[Entries from a dataset]
────────

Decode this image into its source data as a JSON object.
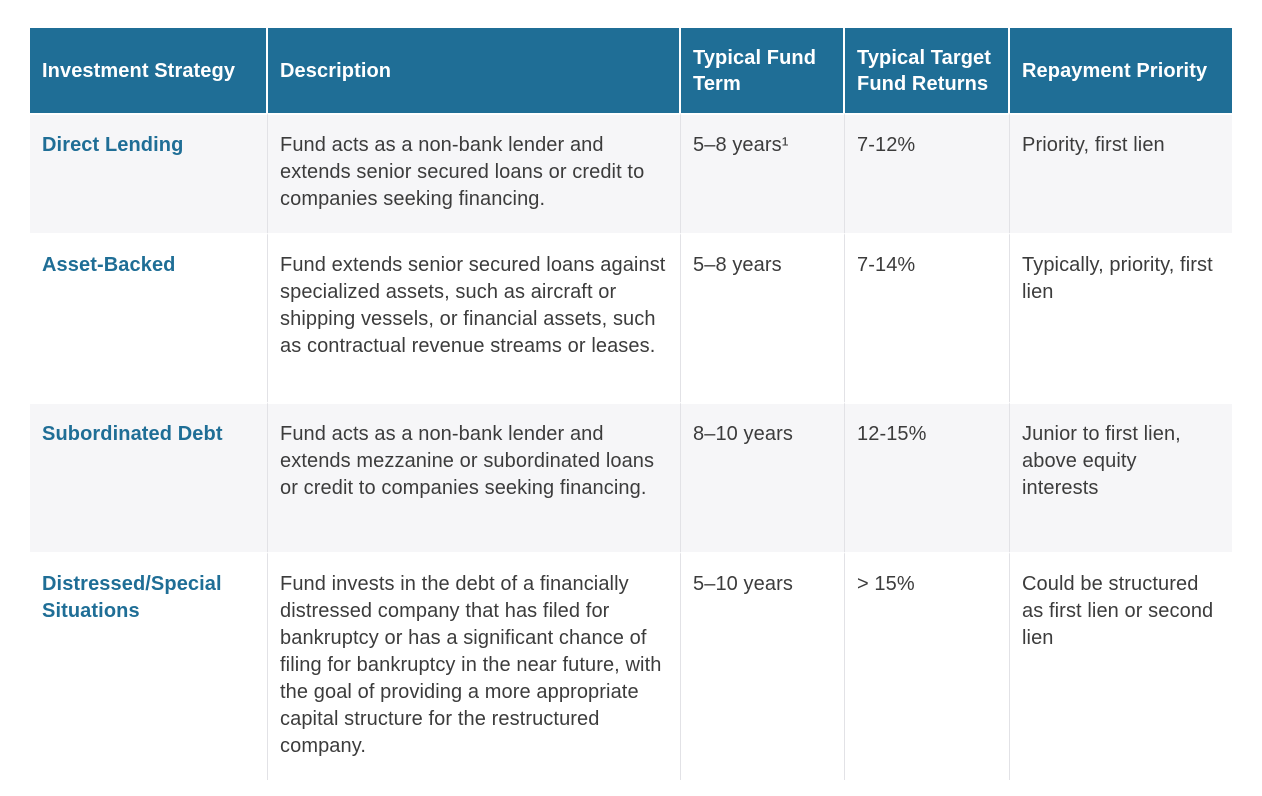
{
  "colors": {
    "header_bg": "#1F6E96",
    "strategy_text": "#1F6E96",
    "alt_row_bg": "#F6F6F8",
    "body_text": "#3C3C3C",
    "divider": "#E2E2E6"
  },
  "table": {
    "columns": [
      "Investment Strategy",
      "Description",
      "Typical Fund Term",
      "Typical Target Fund Returns",
      "Repayment Priority"
    ],
    "rows": [
      {
        "strategy": "Direct Lending",
        "description": "Fund acts as a non-bank lender and extends senior secured loans or credit to companies seeking financing.",
        "term": "5–8 years¹",
        "returns": "7-12%",
        "priority": "Priority, first lien"
      },
      {
        "strategy": "Asset-Backed",
        "description": "Fund extends senior secured loans against specialized assets, such as aircraft or shipping vessels, or financial assets, such as contractual revenue streams or leases.",
        "term": "5–8 years",
        "returns": "7-14%",
        "priority": "Typically, priority, first lien"
      },
      {
        "strategy": "Subordinated Debt",
        "description": "Fund acts as a non-bank lender and extends mezzanine or subordinated loans or credit to companies seeking financing.",
        "term": "8–10 years",
        "returns": "12-15%",
        "priority": "Junior to first lien, above equity interests"
      },
      {
        "strategy": "Distressed/Special Situations",
        "description": "Fund invests in the debt of a financially distressed company that has filed for bankruptcy or has a significant chance of filing for bankruptcy in the near future, with the goal of providing a more appropriate capital structure for the restructured company.",
        "term": "5–10 years",
        "returns": "> 15%",
        "priority": "Could be structured as first lien or second lien"
      }
    ]
  }
}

────────

Work to do:
Return only the count of lines in the records that hold the word "acts".

Task solution:
2